◆ THE PROBLEM ◆
Reproduce every entry exactly as shown.

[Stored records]
########################################
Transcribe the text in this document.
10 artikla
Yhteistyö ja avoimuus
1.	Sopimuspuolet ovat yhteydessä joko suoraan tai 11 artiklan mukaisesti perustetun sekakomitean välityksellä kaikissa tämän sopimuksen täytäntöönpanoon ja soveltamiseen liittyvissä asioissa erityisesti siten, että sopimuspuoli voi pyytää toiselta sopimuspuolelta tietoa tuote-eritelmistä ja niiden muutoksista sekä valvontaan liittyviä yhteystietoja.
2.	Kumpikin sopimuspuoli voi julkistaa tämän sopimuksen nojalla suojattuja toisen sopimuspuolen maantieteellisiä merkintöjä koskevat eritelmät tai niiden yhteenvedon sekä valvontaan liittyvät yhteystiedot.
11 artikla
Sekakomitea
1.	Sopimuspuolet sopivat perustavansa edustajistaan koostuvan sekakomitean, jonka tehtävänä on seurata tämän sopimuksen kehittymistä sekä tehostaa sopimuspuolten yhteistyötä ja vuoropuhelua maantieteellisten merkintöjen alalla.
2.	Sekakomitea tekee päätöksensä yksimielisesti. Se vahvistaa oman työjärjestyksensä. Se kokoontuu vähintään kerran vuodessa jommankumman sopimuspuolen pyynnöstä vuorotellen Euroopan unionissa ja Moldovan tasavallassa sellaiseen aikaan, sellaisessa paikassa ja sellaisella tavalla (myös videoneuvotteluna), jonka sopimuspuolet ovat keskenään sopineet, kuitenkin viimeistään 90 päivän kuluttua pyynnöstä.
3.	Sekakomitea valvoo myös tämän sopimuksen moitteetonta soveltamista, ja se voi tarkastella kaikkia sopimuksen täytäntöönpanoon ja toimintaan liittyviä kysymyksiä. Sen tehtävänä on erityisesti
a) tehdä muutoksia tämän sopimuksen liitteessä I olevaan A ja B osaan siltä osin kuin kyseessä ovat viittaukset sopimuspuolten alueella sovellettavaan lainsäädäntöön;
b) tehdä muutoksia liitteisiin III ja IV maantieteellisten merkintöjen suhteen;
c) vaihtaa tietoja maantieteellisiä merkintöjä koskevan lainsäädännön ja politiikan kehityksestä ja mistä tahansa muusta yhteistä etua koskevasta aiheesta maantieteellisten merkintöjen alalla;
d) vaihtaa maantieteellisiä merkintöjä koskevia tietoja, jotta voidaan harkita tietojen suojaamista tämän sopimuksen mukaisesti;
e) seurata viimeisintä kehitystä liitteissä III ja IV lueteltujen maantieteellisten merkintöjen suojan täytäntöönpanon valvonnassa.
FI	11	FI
########################################
◆ THE ANSWER ◆
Transcribe the text in this document.
10 artikla
Yhteistyö ja avoimuus
1.	Sopimuspuolet ovat yhteydessä joko suoraan tai 11 artiklan mukaisesti perustetun sekakomitean välityksellä kaikissa tämän sopimuksen täytäntöönpanoon ja soveltamiseen liittyvissä asioissa erityisesti siten, että sopimuspuoli voi pyytää toiselta sopimuspuolelta tietoa tuote-eritelmistä ja niiden muutoksista sekä valvontaan liittyviä yhteystietoja.
2.	Kumpikin sopimuspuoli voi julkistaa tämän sopimuksen nojalla suojattuja toisen sopimuspuolen maantieteellisiä merkintöjä koskevat eritelmät tai niiden yhteenvedon sekä valvontaan liittyvät yhteystiedot.
11 artikla
Sekakomitea
1.	Sopimuspuolet sopivat perustavansa edustajistaan koostuvan sekakomitean, jonka tehtävänä on seurata tämän sopimuksen kehittymistä sekä tehostaa sopimuspuolten yhteistyötä ja vuoropuhelua maantieteellisten merkintöjen alalla.
2.	Sekakomitea tekee päätöksensä yksimielisesti. Se vahvistaa oman työjärjestyksensä. Se kokoontuu vähintään kerran vuodessa jommankumman sopimuspuolen pyynnöstä vuorotellen Euroopan unionissa ja Moldovan tasavallassa sellaiseen aikaan, sellaisessa paikassa ja sellaisella tavalla (myös videoneuvotteluna), jonka sopimuspuolet ovat keskenään sopineet, kuitenkin viimeistään 90 päivän kuluttua pyynnöstä.
3.	Sekakomitea valvoo myös tämän sopimuksen moitteetonta soveltamista, ja se voi tarkastella kaikkia sopimuksen täytäntöönpanoon ja toimintaan liittyviä kysymyksiä. Sen tehtävänä on erityisesti
a) tehdä muutoksia tämän sopimuksen liitteessä I olevaan A ja B osaan siltä osin kuin kyseessä ovat viittaukset sopimuspuolten alueella sovellettavaan lainsäädäntöön;
b) tehdä muutoksia liitteisiin III ja IV maantieteellisten merkintöjen suhteen;
c) vaihtaa tietoja maantieteellisiä merkintöjä koskevan lainsäädännön ja politiikan kehityksestä ja mistä tahansa muusta yhteistä etua koskevasta aiheesta maantieteellisten merkintöjen alalla;
d) vaihtaa maantieteellisiä merkintöjä koskevia tietoja, jotta voidaan harkita tietojen suojaamista tämän sopimuksen mukaisesti;
e) seurata viimeisintä kehitystä liitteissä III ja IV lueteltujen maantieteellisten merkintöjen suojan täytäntöönpanon valvonnassa.
FI	11	FI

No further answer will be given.